Exercise goal: Look through the entries below and report how many lines hold the string "coronaria". Only the number is wanted.

Available records:
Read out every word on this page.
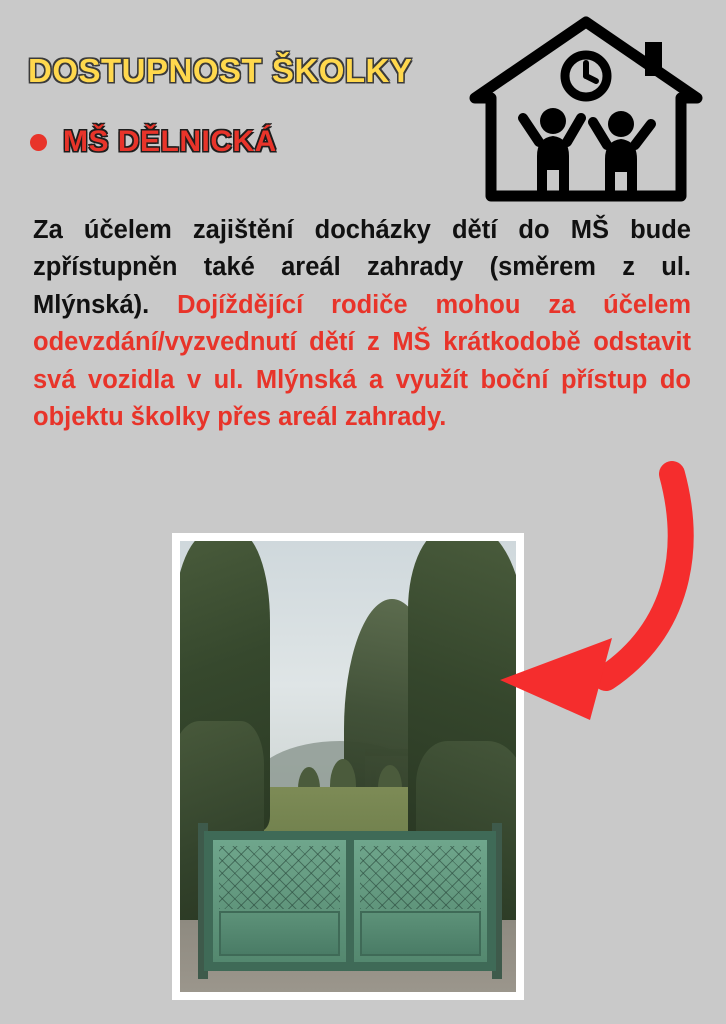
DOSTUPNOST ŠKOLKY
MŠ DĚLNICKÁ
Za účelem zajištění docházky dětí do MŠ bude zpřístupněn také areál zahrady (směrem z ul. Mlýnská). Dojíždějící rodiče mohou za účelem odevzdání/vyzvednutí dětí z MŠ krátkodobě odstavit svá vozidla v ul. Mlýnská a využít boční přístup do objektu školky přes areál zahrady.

---

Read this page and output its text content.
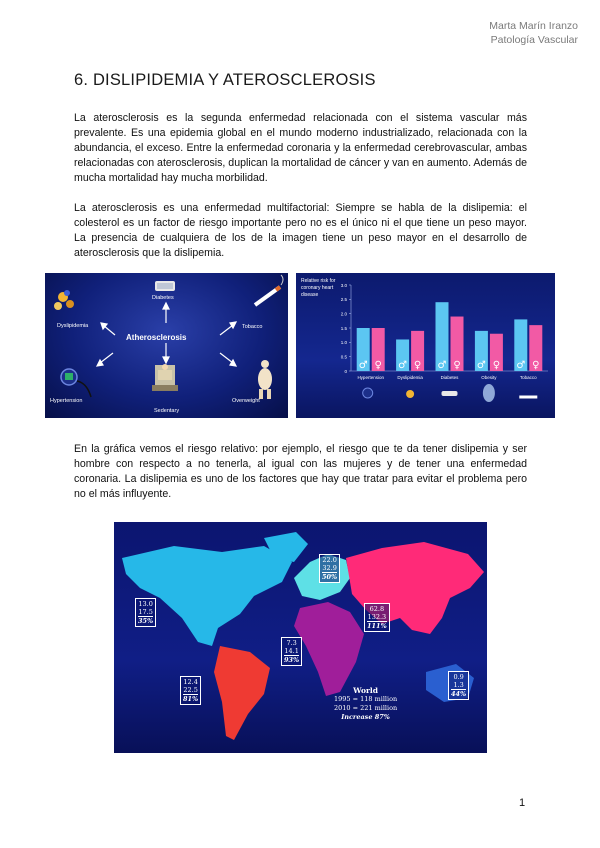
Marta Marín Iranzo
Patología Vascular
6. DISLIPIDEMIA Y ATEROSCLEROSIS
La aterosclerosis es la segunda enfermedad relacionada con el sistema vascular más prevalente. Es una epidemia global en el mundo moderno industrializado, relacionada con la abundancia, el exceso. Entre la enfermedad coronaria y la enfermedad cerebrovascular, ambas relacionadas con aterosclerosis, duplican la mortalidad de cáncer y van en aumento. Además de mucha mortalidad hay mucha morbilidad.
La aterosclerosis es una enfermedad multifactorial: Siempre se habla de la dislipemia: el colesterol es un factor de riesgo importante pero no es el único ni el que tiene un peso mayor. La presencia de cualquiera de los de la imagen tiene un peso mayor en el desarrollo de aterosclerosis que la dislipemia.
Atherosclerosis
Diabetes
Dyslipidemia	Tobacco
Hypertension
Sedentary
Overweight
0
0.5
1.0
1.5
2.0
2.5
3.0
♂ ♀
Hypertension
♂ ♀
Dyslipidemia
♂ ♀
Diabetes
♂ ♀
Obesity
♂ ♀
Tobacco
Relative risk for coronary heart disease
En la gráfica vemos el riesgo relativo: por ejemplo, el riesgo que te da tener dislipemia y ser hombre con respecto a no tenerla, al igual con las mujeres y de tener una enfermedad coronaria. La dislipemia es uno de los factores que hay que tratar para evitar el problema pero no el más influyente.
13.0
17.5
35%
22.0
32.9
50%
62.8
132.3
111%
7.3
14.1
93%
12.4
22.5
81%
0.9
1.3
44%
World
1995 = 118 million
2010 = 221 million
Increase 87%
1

...

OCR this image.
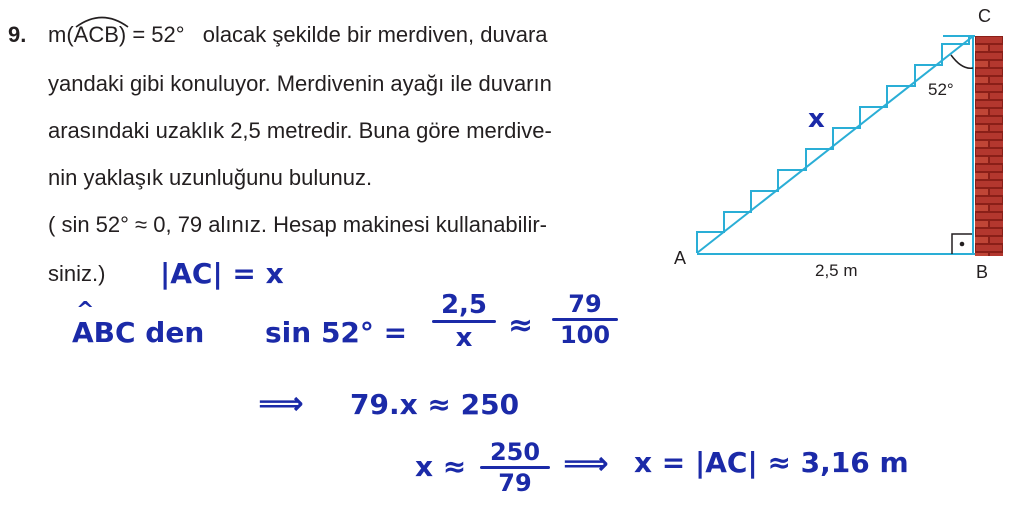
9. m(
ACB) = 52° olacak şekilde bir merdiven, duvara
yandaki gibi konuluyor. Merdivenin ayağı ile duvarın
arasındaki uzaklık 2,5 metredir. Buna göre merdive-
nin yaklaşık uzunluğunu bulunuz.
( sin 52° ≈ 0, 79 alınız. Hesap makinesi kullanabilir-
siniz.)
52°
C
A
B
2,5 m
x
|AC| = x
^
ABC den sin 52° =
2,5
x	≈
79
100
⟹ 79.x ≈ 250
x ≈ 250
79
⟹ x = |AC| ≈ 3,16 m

Response to the task: 2